▶ _Data for processing_
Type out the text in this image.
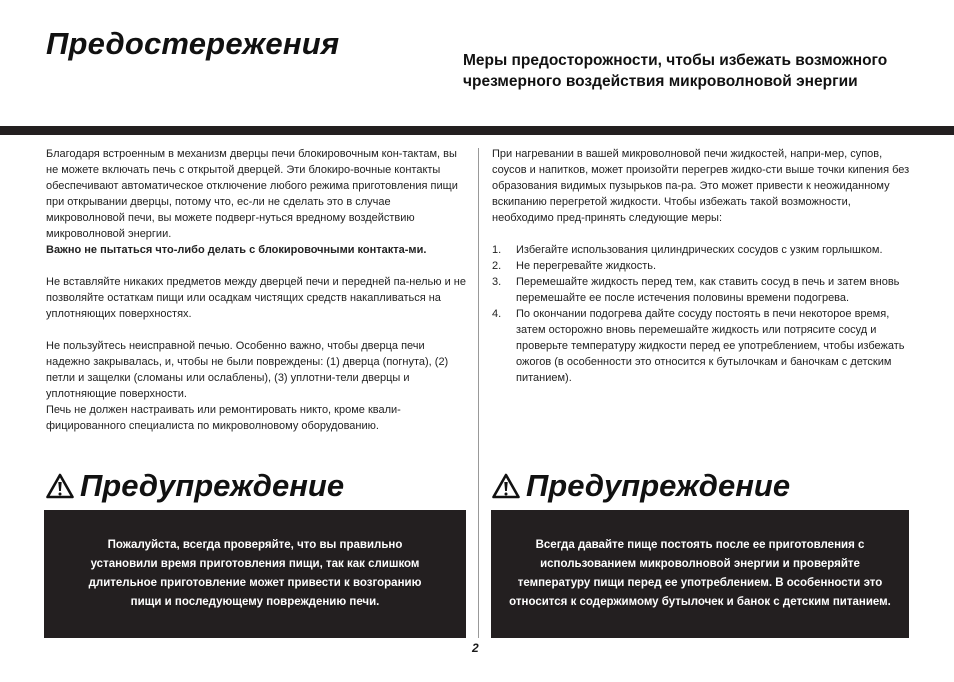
Предостережения	Меры предосторожности, чтобы избежать возможного чрезмерного воздействия микроволновой энергии

Благодаря встроенным в механизм дверцы печи блокировочным кон-тактам, вы не можете включать печь с открытой дверцей. Эти блокиро-вочные контакты обеспечивают автоматическое отключение любого режима приготовления пищи при открывании дверцы, потому что, ес-ли не сделать это в случае микроволновой печи, вы можете подверг-нуться вредному воздействию микроволновой энергии.

Важно не пытаться что-либо делать с блокировочными контакта-ми.

Не вставляйте никаких предметов между дверцей печи и передней па-нелью и не позволяйте остаткам пищи или осадкам чистящих средств накапливаться на уплотняющих поверхностях.

Не пользуйтесь неисправной печью. Особенно важно, чтобы дверца печи надежно закрывалась, и, чтобы не были повреждены: (1) дверца (погнута), (2) петли и защелки (сломаны или ослаблены), (3) уплотни-тели дверцы и уплотняющие поверхности.

Печь не должен настраивать или ремонтировать никто, кроме квали-фицированного специалиста по микроволновому оборудованию.

При нагревании в вашей микроволновой печи жидкостей, напри-мер, супов, соусов и напитков, может произойти перегрев жидко-сти выше точки кипения без образования видимых пузырьков па-ра. Это может привести к неожиданному вскипанию перегретой жидкости. Чтобы избежать такой возможности, необходимо пред-принять следующие меры:

1. Избегайте использования цилиндрических сосудов с узким горлышком.
2. Не перегревайте жидкость.
3. Перемешайте жидкость перед тем, как ставить сосуд в печь и затем вновь перемешайте ее после истечения половины времени подогрева.
4. По окончании подогрева дайте сосуду постоять в печи некоторое время, затем осторожно вновь перемешайте жидкость или потрясите сосуд и проверьте температуру жидкости перед ее употреблением, чтобы избежать ожогов (в особенности это относится к бутылочкам и баночкам с детским питанием).
Предупреждение
Пожалуйста, всегда проверяйте, что вы правильно установили время приготовления пищи, так как слишком длительное приготовление может привести к возгоранию пищи и последующему повреждению печи.
Предупреждение
Всегда давайте пище постоять после ее приготовления с использованием микроволновой энергии и проверяйте температуру пищи перед ее употреблением. В особенности это относится к содержимому бутылочек и банок с детским питанием.
2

▶ _Exercise directions_
Search the data for the string "дверцы". List each line that has it.

▶ _Answer to the exercise_
Благодаря встроенным в механизм дверцы печи блокировочным кон-тактам, вы не можете включать печь с открытой дверцей. Эти блокиро-вочные контакты обеспечивают автоматическое отключение любого режима приготовления пищи при открывании дверцы, потому что, ес-ли не сделать это в случае микроволновой печи, вы можете подверг-нуться вредному воздействию микроволновой энергии.
Не пользуйтесь неисправной печью. Особенно важно, чтобы дверца печи надежно закрывалась, и, чтобы не были повреждены: (1) дверца (погнута), (2) петли и защелки (сломаны или ослаблены), (3) уплотни-тели дверцы и уплотняющие поверхности.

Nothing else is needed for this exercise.